## TASK REQUIREMENTS
Report how many lines below contain the word "JSON". Give only the number.
··· DATA SUPPLIED
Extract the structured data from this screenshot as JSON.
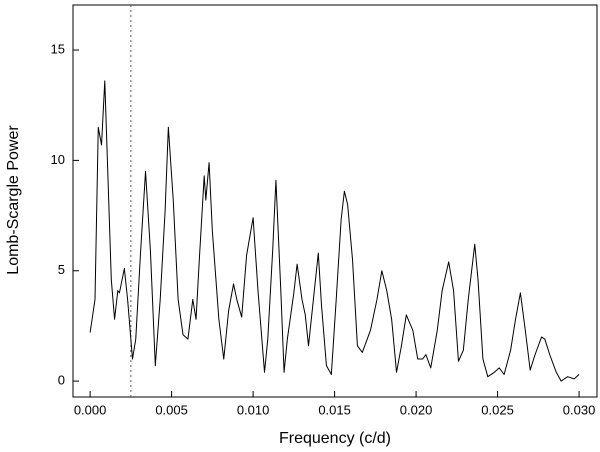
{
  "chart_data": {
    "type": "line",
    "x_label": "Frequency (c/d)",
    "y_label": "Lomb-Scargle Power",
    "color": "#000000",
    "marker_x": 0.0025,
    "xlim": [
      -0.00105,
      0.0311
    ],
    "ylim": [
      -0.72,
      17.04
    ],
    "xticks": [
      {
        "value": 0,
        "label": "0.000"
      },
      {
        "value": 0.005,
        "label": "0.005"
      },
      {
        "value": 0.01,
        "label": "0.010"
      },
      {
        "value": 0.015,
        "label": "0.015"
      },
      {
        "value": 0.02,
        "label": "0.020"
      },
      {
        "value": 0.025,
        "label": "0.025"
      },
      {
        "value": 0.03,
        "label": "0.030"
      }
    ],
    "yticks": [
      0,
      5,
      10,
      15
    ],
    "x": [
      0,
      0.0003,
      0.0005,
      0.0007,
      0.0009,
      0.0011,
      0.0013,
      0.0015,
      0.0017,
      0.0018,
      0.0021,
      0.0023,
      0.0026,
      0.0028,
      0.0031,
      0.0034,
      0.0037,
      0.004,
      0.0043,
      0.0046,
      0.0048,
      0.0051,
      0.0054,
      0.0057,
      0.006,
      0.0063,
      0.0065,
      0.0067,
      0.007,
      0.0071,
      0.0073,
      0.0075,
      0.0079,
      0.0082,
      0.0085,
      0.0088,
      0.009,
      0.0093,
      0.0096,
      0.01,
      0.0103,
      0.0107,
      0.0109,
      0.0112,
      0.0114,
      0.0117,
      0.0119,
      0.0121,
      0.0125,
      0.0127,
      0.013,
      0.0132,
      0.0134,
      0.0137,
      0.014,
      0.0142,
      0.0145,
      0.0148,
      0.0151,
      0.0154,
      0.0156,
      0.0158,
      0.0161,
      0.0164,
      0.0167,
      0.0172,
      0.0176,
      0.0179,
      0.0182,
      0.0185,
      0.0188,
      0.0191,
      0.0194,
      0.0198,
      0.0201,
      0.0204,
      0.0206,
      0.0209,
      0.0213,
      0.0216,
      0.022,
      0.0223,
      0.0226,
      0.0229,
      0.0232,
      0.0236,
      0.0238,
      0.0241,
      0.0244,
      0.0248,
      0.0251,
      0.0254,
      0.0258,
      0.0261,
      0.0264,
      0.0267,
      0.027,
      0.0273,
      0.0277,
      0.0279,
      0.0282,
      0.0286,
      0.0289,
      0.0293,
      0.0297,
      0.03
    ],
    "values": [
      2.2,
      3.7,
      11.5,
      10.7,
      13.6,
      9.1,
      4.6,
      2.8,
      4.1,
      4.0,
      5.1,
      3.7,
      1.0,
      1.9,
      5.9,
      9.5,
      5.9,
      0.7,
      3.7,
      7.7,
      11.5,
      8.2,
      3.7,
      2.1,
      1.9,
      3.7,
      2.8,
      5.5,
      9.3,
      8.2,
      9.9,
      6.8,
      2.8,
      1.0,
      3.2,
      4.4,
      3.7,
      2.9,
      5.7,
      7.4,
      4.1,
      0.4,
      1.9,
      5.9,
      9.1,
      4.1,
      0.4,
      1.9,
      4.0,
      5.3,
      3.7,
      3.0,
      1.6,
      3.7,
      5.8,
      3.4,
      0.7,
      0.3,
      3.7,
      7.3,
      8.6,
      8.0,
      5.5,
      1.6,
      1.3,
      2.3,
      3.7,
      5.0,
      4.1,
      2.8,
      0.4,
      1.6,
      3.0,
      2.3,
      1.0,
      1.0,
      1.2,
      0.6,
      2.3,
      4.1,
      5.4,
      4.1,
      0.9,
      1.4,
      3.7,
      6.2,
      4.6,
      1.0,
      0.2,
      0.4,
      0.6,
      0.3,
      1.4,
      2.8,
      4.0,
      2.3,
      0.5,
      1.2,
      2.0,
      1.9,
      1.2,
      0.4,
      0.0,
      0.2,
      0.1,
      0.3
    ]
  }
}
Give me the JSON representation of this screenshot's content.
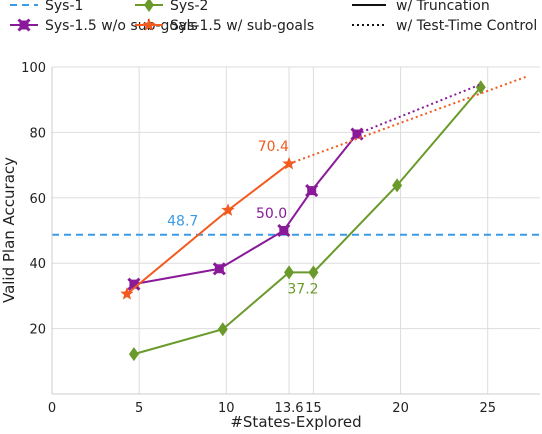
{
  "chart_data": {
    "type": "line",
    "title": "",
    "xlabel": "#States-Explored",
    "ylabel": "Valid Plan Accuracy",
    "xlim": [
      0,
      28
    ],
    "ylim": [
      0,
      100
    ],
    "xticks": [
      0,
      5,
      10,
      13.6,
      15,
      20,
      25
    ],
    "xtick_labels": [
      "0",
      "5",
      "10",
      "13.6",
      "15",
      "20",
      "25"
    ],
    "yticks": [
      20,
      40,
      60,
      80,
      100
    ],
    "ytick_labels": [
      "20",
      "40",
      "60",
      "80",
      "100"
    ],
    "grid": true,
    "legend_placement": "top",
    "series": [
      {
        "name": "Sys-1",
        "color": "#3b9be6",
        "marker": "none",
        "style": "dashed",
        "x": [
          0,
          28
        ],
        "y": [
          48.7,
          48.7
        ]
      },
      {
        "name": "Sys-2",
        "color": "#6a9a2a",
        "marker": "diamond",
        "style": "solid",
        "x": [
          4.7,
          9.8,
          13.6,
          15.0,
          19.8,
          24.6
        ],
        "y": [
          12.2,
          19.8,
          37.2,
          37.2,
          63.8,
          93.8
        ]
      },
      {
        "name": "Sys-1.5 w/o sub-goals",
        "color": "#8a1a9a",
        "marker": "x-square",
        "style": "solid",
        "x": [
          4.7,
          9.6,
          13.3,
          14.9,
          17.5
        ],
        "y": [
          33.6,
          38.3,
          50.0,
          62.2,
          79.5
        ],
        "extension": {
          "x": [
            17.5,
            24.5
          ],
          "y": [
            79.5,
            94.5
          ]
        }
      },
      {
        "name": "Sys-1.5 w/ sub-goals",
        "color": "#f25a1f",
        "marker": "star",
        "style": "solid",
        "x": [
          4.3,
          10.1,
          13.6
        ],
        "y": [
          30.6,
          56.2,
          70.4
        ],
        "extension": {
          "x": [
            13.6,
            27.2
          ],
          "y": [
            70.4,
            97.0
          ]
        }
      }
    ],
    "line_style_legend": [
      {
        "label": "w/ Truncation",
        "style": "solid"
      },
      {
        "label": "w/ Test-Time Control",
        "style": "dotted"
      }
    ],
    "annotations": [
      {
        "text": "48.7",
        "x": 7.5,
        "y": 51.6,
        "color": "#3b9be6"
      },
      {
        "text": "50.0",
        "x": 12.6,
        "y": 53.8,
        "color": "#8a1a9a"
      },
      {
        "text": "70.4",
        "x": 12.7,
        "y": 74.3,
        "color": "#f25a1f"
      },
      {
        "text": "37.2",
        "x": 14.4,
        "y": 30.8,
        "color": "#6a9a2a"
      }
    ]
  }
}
······
## ANSWER TO THE PROBLEM
2